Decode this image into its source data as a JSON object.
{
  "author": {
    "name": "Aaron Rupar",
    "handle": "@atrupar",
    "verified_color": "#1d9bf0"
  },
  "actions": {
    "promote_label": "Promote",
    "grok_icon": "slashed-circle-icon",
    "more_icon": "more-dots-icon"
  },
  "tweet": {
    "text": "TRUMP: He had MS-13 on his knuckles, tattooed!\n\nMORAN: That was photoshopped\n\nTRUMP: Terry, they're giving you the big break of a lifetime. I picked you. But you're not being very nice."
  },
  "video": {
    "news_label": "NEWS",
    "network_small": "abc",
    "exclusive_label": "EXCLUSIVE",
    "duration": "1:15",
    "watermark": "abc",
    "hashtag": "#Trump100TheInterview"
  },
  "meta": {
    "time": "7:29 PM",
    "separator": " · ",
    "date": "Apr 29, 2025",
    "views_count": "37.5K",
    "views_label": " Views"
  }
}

__INSTRUCTION__.
Output the full listing without altering anything.

__RESULT FOR THIS TASK__.
Decode this image into its source data as a JSON object.
{
  "author": {
    "name": "Aaron Rupar",
    "handle": "@atrupar",
    "verified_color": "#1d9bf0"
  },
  "actions": {
    "promote_label": "Promote",
    "grok_icon": "slashed-circle-icon",
    "more_icon": "more-dots-icon"
  },
  "tweet": {
    "text": "TRUMP: He had MS-13 on his knuckles, tattooed!\n\nMORAN: That was photoshopped\n\nTRUMP: Terry, they're giving you the big break of a lifetime. I picked you. But you're not being very nice."
  },
  "video": {
    "news_label": "NEWS",
    "network_small": "abc",
    "exclusive_label": "EXCLUSIVE",
    "duration": "1:15",
    "watermark": "abc",
    "hashtag": "#Trump100TheInterview"
  },
  "meta": {
    "time": "7:29 PM",
    "separator": " · ",
    "date": "Apr 29, 2025",
    "views_count": "37.5K",
    "views_label": " Views"
  }
}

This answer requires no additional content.